Every entry that follows should be reproduced exactly.

* BEGIN DATA TO PROCESS *

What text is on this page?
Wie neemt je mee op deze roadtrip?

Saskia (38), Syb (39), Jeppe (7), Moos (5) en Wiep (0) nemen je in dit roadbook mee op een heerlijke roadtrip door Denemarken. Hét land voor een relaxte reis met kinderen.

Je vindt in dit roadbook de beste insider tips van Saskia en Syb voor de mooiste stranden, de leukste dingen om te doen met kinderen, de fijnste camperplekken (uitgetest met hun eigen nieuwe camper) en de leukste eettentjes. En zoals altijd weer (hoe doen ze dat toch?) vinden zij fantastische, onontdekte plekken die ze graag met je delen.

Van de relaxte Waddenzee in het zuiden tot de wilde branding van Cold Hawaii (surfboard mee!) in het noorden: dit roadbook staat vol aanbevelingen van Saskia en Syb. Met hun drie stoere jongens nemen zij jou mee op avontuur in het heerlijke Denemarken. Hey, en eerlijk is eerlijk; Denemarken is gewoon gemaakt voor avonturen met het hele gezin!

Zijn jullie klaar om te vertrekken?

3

* END DATA TO PROCESS *

> **THE COMPLETED TASK**:
What text is on this page?
Wie neemt je mee op deze roadtrip?

Saskia (38), Syb (39), Jeppe (7), Moos (5) en Wiep (0) nemen je in dit roadbook mee op een heerlijke roadtrip door Denemarken. Hét land voor een relaxte reis met kinderen.

Je vindt in dit roadbook de beste insider tips van Saskia en Syb voor de mooiste stranden, de leukste dingen om te doen met kinderen, de fijnste camperplekken (uitgetest met hun eigen nieuwe camper) en de leukste eettentjes. En zoals altijd weer (hoe doen ze dat toch?) vinden zij fantastische, onontdekte plekken die ze graag met je delen.

Van de relaxte Waddenzee in het zuiden tot de wilde branding van Cold Hawaii (surfboard mee!) in het noorden: dit roadbook staat vol aanbevelingen van Saskia en Syb. Met hun drie stoere jongens nemen zij jou mee op avontuur in het heerlijke Denemarken. Hey, en eerlijk is eerlijk; Denemarken is gewoon gemaakt voor avonturen met het hele gezin!

Zijn jullie klaar om te vertrekken?

3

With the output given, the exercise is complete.